Collection entries:
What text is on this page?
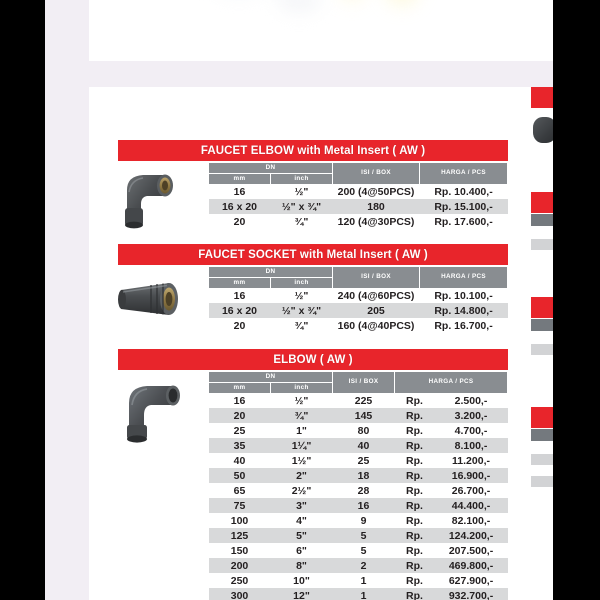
FAUCET ELBOW with Metal Insert ( AW )
DN		ISI / BOX	HARGA / PCS
mm	inch		
16	½"	200 (4@50PCS)	Rp. 10.400,-
16 x 20	½" x ¾"	180	Rp. 15.100,-
20	¾"	120 (4@30PCS)	Rp. 17.600,-
FAUCET SOCKET with Metal Insert ( AW )
DN		ISI / BOX	HARGA / PCS
mm	inch		
16	½"	240 (4@60PCS)	Rp. 10.100,-
16 x 20	½" x ¾"	205	Rp. 14.800,-
20	¾"	160 (4@40PCS)	Rp. 16.700,-
ELBOW ( AW )
DN		ISI / BOX	HARGA / PCS	
mm	inch			
16	½"	225	Rp.	2.500,-
20	¾"	145	Rp.	3.200,-
25	1"	80	Rp.	4.700,-
35	1¼"	40	Rp.	8.100,-
40	1½"	25	Rp.	11.200,-
50	2"	18	Rp.	16.900,-
65	2½"	28	Rp.	26.700,-
75	3"	16	Rp.	44.400,-
100	4"	9	Rp.	82.100,-
125	5"	5	Rp.	124.200,-
150	6"	5	Rp.	207.500,-
200	8"	2	Rp.	469.800,-
250	10"	1	Rp.	627.900,-
300	12"	1	Rp.	932.700,-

> _EXERCISE_
Using the records given above, list every line that includes the word "ELBOW".

> _RESULT FOR THIS TASK_
FAUCET ELBOW with Metal Insert ( AW )
ELBOW ( AW )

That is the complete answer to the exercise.